▸ **BRANO SCELTO**
Quando nel 2002 iniziammo come Tutor (allora s.p.a.) a organizzare i corsi di avviamento professionale, ereditando un “pacchetto” gestionale di consolidata tradizione pubblica regionale, entrammo improvvisamente, quasi brutalmente, in un mondo che comprendevamo con parecchia fatica. Proprio di un mondo si tratta: un mondo fatto di giovani, italiani e stranieri, che più o meno sistematicamente turbavano e minavano i nostri sistemi di insegnamento, di istruzione. La nostra stessa cultura, in un certo senso, era messa alla prova da una serie estenuante di provocazioni, di fatiche educative, di farraginosita’ burocratiche che dovevamo ancora assimilare.

▸ **DATI FORNITI**
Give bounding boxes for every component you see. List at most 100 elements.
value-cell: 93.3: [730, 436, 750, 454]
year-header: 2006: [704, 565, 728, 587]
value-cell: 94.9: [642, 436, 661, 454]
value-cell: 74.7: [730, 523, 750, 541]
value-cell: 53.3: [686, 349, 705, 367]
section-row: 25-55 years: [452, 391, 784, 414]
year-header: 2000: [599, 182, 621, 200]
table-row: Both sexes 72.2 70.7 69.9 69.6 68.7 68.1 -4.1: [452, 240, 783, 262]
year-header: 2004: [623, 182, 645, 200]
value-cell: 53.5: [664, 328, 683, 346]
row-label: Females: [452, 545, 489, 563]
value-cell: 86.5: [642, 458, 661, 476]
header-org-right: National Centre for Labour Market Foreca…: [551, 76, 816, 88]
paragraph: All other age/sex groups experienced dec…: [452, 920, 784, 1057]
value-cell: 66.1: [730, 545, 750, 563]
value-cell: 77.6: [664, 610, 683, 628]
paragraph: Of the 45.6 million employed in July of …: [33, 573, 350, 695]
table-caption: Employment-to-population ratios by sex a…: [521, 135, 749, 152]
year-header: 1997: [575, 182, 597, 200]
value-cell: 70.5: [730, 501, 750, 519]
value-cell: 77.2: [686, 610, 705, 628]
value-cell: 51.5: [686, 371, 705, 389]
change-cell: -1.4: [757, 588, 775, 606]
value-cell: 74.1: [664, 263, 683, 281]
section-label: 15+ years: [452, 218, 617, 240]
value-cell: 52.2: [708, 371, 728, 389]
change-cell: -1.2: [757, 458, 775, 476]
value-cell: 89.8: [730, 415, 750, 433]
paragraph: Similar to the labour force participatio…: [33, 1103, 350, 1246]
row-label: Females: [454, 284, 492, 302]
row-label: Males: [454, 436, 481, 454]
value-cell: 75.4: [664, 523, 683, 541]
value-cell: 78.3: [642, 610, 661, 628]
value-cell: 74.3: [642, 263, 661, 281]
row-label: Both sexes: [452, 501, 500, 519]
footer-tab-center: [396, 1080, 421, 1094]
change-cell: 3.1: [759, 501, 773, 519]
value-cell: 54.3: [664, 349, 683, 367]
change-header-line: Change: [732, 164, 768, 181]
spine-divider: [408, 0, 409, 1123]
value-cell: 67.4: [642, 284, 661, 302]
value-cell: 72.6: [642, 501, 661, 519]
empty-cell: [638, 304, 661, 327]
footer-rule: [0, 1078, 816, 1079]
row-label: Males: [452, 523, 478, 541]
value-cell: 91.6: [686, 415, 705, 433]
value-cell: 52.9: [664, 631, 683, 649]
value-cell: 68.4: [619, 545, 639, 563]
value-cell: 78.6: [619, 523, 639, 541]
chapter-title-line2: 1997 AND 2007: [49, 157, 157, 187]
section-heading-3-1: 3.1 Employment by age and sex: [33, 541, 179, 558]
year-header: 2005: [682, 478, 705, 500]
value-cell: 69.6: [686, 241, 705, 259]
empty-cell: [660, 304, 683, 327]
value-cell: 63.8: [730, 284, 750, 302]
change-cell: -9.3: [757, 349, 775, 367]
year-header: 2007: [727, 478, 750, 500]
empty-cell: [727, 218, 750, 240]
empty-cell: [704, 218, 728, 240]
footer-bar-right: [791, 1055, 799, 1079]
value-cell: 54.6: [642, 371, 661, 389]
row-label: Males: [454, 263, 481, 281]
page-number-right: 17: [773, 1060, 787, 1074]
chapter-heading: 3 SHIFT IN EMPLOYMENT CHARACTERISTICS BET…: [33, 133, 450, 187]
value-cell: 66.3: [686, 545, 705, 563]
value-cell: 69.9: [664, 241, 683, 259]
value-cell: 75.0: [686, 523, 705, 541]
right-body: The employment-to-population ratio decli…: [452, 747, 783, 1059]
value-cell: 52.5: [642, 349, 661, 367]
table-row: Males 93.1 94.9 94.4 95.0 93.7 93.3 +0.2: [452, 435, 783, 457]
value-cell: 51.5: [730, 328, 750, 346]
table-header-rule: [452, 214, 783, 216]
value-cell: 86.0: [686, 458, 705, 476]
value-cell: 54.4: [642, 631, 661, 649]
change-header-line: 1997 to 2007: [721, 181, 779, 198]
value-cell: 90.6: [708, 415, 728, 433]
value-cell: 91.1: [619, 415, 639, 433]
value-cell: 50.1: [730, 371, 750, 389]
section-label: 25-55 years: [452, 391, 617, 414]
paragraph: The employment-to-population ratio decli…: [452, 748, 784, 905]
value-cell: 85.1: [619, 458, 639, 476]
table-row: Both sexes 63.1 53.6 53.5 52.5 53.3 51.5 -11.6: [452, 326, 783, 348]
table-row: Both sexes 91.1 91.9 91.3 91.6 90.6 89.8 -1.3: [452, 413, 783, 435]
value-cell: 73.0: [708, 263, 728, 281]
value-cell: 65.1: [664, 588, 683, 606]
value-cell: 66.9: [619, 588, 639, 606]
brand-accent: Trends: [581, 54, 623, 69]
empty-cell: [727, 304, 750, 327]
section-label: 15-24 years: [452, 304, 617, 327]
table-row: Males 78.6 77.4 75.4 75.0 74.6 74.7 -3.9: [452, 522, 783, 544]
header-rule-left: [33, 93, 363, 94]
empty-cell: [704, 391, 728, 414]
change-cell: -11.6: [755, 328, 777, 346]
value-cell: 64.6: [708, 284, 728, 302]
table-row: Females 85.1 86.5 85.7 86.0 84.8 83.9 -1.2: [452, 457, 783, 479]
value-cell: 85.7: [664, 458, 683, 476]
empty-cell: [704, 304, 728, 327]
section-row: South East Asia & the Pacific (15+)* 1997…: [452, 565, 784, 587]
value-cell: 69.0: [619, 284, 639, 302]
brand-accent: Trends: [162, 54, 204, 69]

▸ **OBIETTIVO DEL COMPITO**
Scrivi il seguito del brano sui corsi di avviamento professionale, partendo dopo la sua ultima frase. I record provengono da una fonte diversa.

▸ **RISULTATO ESERCIZIO**
Ci siamo fortificati, siamo cresciuti, siamo diventati più capaci di rispondere con fermezza e dedizione alle necessita’ educative che i ragazzi dei nostri corsi ci presentano tutti i giorni. A Piacenza diciamo: al temp l’e’ galantòm. Il tempo e’ il nostro principale formatore. Ci siamo dati tempo, ce lo siamo concesso non come un lusso, ma come risorsa indispensabile per interagire con problematiche sociali complesse, con attivita’ di insegnamento e di tutoraggio che esulano facilmente dalla mera esecuzione di una procedura predeterminata.
Il tempo ci e’ stato di grande aiuto. eravamo noi, nel tempo, a costruire la storia di un’azione organizzativa, educativa, formativa: eravamo noi che, sostanzialmente, imparavamo il mestiere e cercavamo di far tesoro dei nostri apprendimenti. La fatica più grande fu, forse, quella di accettare che il tempo facesse il suo corso, non avere fretta, non cedere ai ricatti dell’automatismo produttivo, dei meccanismi di performance (che generano altrettante ansie). Fu proprio attorno a questo nodo che individuammo il percorso formativo di cui tratta questo libro.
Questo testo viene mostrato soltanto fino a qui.